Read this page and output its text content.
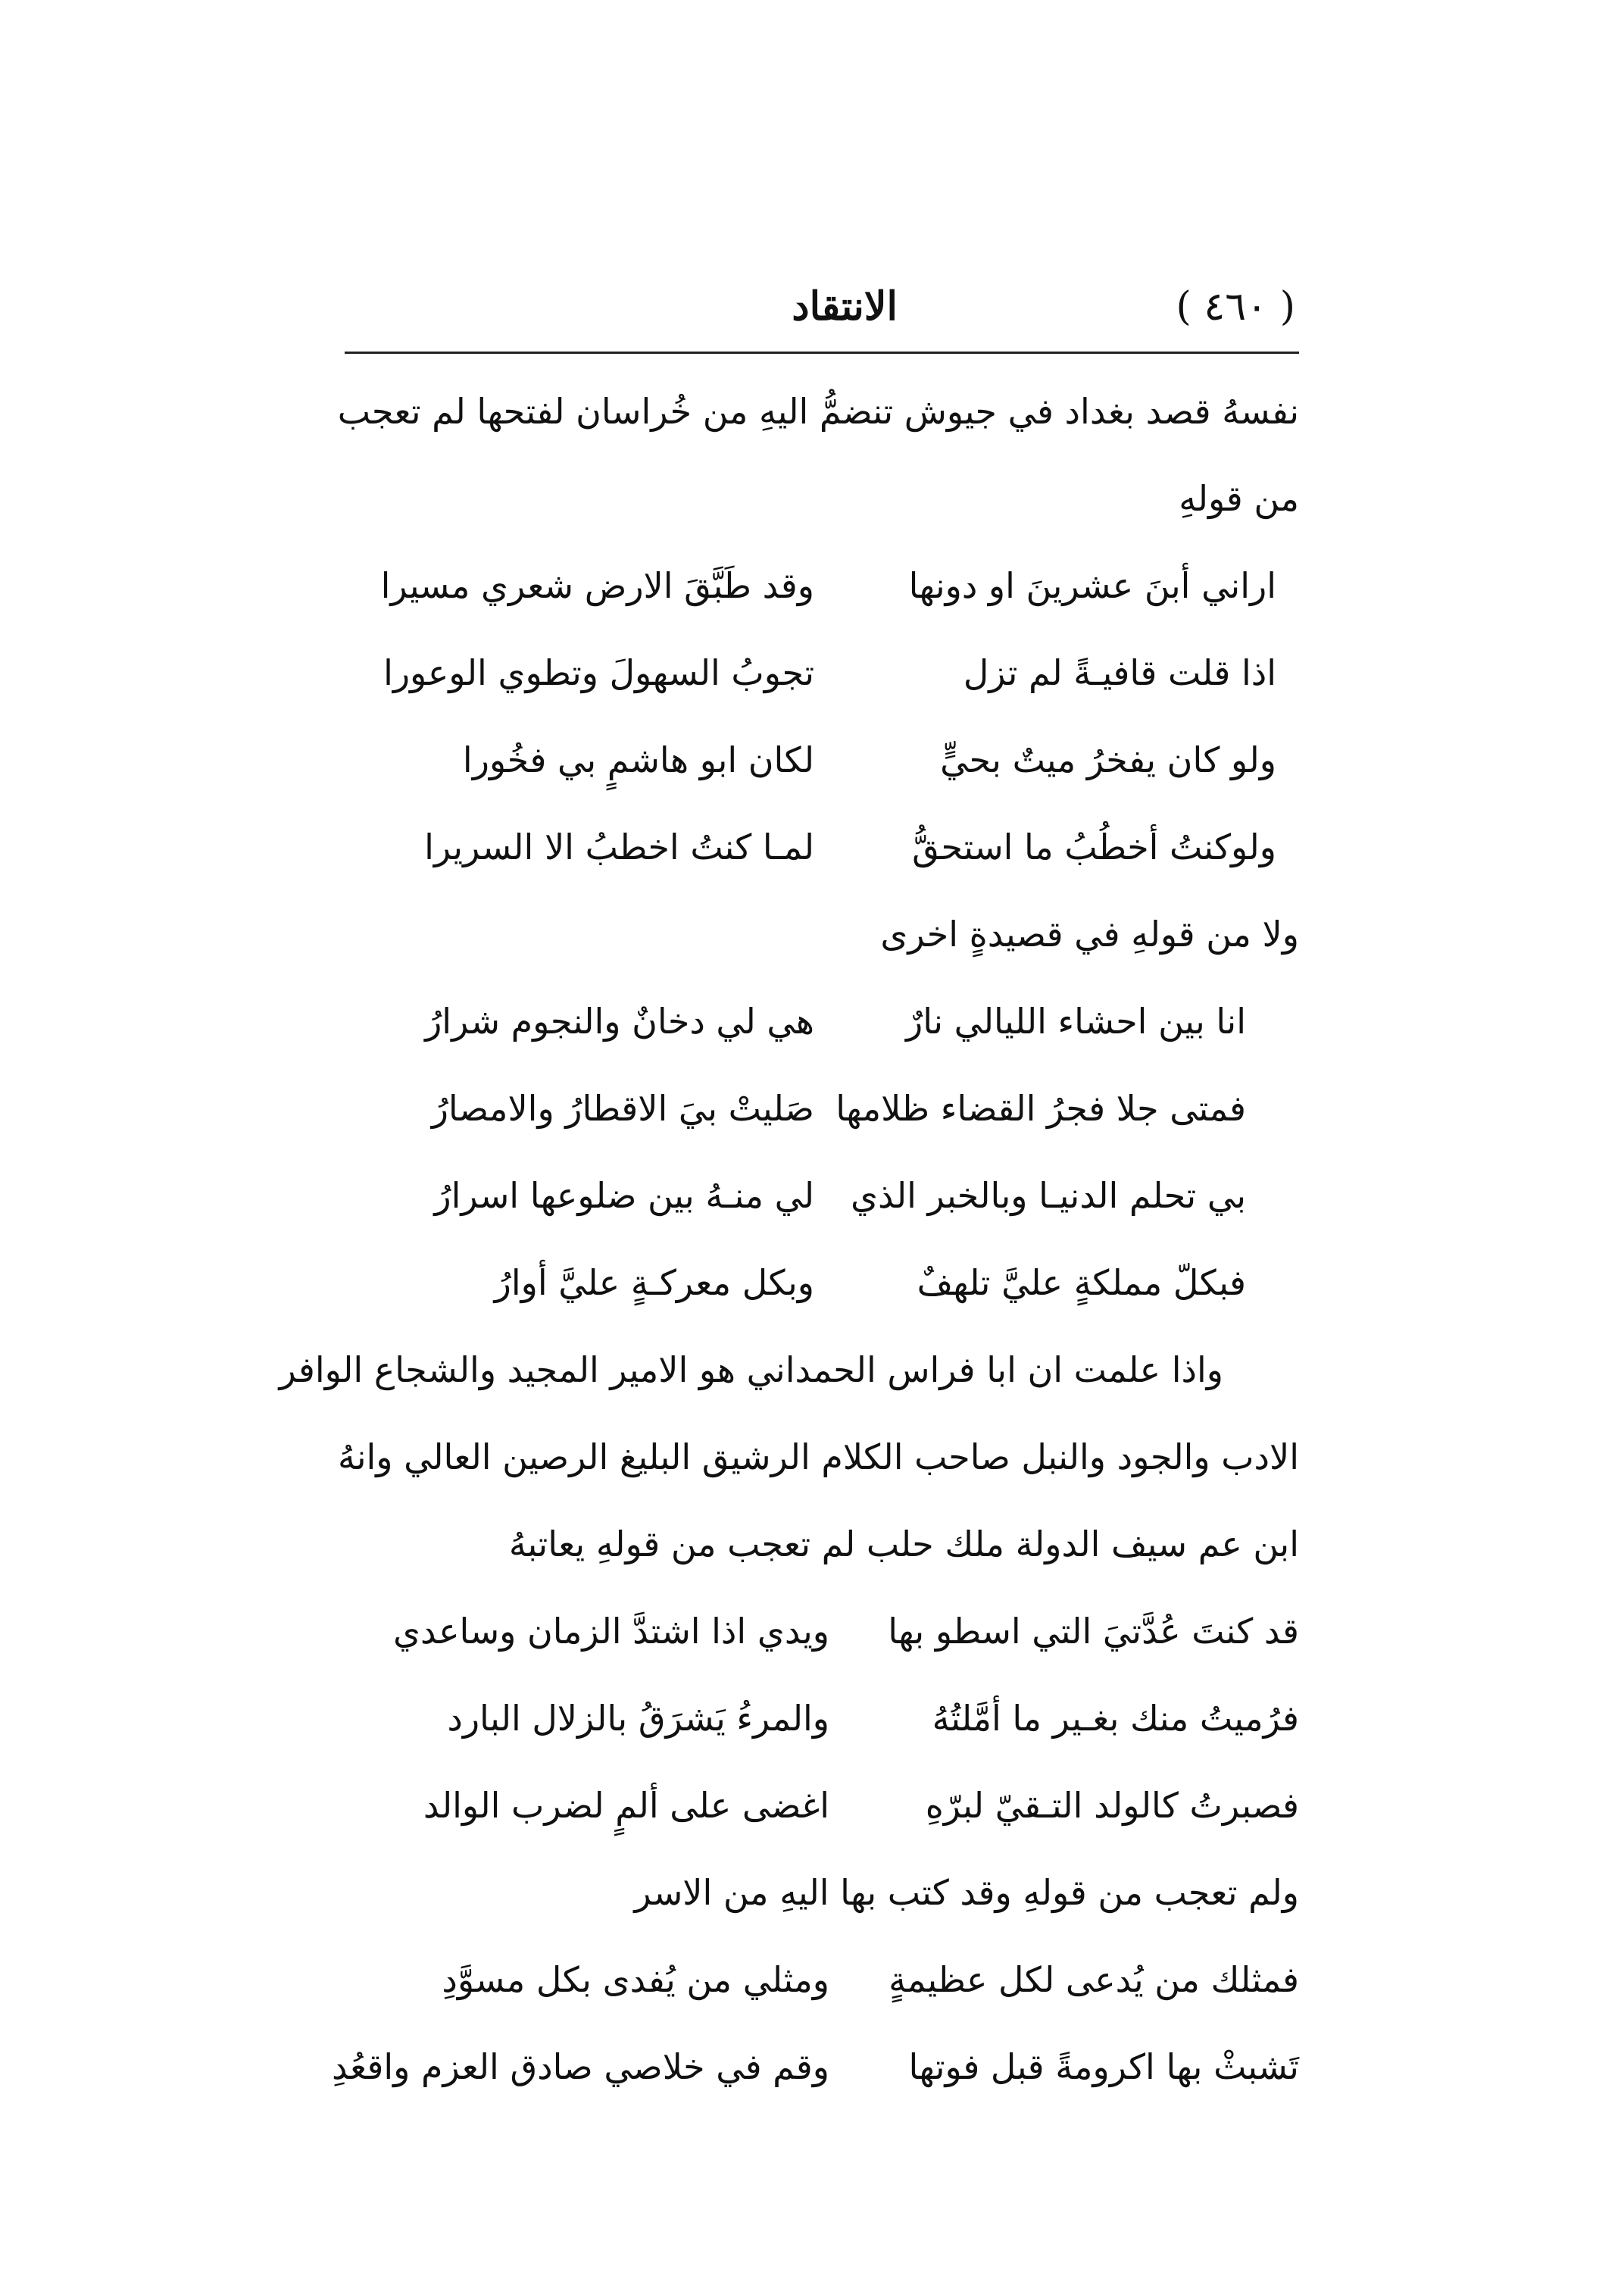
( ٤٦٠ )
الانتقاد
نفسهُ قصد بغداد في جيوش تنضمُّ اليهِ من خُراسان لفتحها لم تعجب
من قولهِ
اراني أبنَ عشرينَ او دونها
وقد طَبَّقَ الارض شعري مسيرا
اذا قلت قافيـةً لم تزل
تجوبُ السهولَ وتطوي الوعورا
ولو كان يفخرُ ميتٌ بحيٍّ
لكان ابو هاشمٍ بي فخُورا
ولوكنتُ أخطُبُ ما استحقُّ
لمـا كنتُ اخطبُ الا السريرا
ولا من قولهِ في قصيدةٍ اخرى
انا بين احشاء الليالي نارٌ
هي لي دخانٌ والنجوم شرارُ
فمتى جلا فجرُ القضاء ظلامها
صَليتْ بيَ الاقطارُ والامصارُ
بي تحلم الدنيـا وبالخبر الذي
لي منـهُ بين ضلوعها اسرارُ
فبكلّ مملكةٍ عليَّ تلهفٌ
وبكل معركـةٍ عليَّ أوارُ
واذا علمت ان ابا فراس الحمداني هو الامير المجيد والشجاع الوافر
الادب والجود والنبل صاحب الكلام الرشيق البليغ الرصين العالي وانهُ
ابن عم سيف الدولة ملك حلب لم تعجب من قولهِ يعاتبهُ
قد كنتَ عُدَّتيَ التي اسطو بها
ويدي اذا اشتدَّ الزمان وساعدي
فرُميتُ منك بغـير ما أمَّلتُهُ
والمرءُ يَشرَقُ بالزلال البارد
فصبرتُ كالولد التـقيّ لبرّهِ
اغضى على ألمٍ لضرب الوالد
ولم تعجب من قولهِ وقد كتب بها اليهِ من الاسر
فمثلك من يُدعى لكل عظيمةٍ
ومثلي من يُفدى بكل مسوَّدِ
تَشبثْ بها اكرومةً قبل فوتها
وقم في خلاصي صادق العزم واقعُدِ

· · · · · · ·

■ What to work on: Collect, from the material above, every line containing the word "اليه".

■ Output of the task:
نفسهُ قصد بغداد في جيوش تنضمُّ اليهِ من خُراسان لفتحها لم تعجب
ولم تعجب من قولهِ وقد كتب بها اليهِ من الاسر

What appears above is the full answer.